Rows from a figure dataset
◆ ◆ ◆ ◆ ◆ ◆ ◆
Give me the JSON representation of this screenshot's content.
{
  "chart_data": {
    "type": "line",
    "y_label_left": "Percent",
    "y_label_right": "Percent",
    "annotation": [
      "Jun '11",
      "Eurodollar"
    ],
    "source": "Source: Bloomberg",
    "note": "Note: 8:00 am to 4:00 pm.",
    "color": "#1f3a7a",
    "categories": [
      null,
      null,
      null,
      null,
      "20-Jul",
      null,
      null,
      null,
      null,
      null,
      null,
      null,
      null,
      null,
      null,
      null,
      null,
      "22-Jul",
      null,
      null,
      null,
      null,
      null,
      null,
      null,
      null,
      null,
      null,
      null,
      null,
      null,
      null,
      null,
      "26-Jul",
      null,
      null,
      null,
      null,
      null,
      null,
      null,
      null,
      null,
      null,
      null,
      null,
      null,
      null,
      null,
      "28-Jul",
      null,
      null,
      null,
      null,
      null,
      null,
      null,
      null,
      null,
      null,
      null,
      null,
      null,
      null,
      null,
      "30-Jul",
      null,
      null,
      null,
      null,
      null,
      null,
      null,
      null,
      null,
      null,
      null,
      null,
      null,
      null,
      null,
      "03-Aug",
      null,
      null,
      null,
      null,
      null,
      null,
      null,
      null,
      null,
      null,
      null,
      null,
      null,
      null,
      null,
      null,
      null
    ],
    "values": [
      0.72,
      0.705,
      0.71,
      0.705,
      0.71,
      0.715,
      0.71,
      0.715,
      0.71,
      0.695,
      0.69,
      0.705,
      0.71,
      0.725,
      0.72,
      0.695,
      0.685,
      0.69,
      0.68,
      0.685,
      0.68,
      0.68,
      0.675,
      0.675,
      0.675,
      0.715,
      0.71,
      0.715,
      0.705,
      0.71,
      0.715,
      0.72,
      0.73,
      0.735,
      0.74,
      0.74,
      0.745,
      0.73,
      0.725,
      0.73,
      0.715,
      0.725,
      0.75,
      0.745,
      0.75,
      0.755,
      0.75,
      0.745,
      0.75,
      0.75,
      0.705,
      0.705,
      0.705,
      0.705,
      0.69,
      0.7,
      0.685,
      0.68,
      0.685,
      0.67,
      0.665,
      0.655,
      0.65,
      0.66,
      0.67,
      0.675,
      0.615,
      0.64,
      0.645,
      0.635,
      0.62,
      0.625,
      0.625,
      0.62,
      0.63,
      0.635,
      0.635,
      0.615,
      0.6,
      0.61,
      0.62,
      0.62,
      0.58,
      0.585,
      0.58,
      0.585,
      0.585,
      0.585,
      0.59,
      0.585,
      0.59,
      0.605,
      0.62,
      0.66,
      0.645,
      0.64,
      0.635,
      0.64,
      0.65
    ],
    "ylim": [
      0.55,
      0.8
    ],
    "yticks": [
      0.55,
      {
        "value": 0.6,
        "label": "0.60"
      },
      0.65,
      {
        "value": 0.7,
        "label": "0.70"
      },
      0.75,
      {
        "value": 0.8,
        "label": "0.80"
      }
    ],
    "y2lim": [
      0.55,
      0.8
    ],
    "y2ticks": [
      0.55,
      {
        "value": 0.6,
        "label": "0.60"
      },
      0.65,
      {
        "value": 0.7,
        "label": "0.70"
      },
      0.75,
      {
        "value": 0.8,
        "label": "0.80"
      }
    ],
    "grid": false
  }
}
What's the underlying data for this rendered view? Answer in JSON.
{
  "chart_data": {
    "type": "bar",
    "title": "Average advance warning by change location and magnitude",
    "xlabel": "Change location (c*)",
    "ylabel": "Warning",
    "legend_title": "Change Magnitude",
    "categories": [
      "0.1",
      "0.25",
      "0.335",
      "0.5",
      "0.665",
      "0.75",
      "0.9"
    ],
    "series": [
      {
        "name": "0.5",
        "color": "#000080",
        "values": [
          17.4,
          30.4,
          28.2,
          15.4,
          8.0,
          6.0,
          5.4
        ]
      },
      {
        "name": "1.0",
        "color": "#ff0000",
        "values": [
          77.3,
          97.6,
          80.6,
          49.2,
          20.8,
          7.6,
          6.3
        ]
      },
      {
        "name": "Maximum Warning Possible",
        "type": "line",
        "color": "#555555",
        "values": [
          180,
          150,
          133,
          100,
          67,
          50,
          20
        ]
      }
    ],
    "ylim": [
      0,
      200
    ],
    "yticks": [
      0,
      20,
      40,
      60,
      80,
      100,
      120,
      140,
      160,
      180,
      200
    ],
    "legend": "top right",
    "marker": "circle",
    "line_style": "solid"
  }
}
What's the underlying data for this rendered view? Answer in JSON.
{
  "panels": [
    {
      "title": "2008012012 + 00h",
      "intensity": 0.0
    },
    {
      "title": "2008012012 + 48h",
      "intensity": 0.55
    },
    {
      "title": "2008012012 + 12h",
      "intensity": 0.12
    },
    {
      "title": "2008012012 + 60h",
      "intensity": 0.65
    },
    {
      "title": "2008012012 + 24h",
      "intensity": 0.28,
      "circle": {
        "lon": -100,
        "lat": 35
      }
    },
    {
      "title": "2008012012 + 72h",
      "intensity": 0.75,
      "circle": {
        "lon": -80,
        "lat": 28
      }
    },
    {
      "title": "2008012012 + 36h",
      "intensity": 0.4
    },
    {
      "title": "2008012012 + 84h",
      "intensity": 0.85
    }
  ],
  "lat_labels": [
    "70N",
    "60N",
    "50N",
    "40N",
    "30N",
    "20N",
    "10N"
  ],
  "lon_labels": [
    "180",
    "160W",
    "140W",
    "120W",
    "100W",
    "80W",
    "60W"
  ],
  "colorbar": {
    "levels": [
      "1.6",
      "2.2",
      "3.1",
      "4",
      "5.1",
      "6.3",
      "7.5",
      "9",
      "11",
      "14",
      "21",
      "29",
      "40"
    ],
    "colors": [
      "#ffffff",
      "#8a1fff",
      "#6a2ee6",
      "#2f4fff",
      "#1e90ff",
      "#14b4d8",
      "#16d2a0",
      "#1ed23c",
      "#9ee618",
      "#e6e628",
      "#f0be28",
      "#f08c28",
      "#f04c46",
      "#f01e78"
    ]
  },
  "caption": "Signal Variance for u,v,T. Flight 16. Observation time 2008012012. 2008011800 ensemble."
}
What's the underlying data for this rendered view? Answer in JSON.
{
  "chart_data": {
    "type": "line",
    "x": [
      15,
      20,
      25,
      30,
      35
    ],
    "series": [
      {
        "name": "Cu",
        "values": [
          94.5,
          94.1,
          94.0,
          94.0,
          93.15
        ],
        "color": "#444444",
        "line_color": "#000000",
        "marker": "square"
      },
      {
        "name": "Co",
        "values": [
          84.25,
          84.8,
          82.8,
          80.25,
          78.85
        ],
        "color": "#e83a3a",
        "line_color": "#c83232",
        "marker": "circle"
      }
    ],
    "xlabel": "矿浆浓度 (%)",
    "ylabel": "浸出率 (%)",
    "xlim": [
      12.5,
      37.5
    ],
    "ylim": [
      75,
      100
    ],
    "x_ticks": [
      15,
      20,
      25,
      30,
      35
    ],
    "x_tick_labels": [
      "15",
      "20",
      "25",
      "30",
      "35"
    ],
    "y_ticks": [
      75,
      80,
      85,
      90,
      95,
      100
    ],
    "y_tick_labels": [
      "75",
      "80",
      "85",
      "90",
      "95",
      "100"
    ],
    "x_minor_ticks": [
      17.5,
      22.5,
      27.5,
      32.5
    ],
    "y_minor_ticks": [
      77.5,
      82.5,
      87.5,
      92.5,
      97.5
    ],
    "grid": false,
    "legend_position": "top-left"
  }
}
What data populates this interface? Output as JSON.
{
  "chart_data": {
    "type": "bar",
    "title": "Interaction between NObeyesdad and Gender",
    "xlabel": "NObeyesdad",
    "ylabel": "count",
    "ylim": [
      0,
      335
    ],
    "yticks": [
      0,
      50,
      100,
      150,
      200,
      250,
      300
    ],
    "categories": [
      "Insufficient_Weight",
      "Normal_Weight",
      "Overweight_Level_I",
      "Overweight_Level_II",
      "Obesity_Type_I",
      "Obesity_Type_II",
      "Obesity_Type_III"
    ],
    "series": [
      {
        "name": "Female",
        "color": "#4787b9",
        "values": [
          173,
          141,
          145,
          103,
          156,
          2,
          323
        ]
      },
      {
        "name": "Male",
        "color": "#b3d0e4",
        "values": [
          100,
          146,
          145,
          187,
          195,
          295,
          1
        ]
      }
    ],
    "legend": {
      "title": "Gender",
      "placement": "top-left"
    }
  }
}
◆ ◆ ◆ ◆ ◆ ◆ ◆
_DIRECTIONS_: Each line in the entries above that includes the string "ylabel" should be extracted.

_ANSWER_:
    "ylabel": "Warning",
    "ylabel": "浸出率 (%)",
    "ylabel": "count",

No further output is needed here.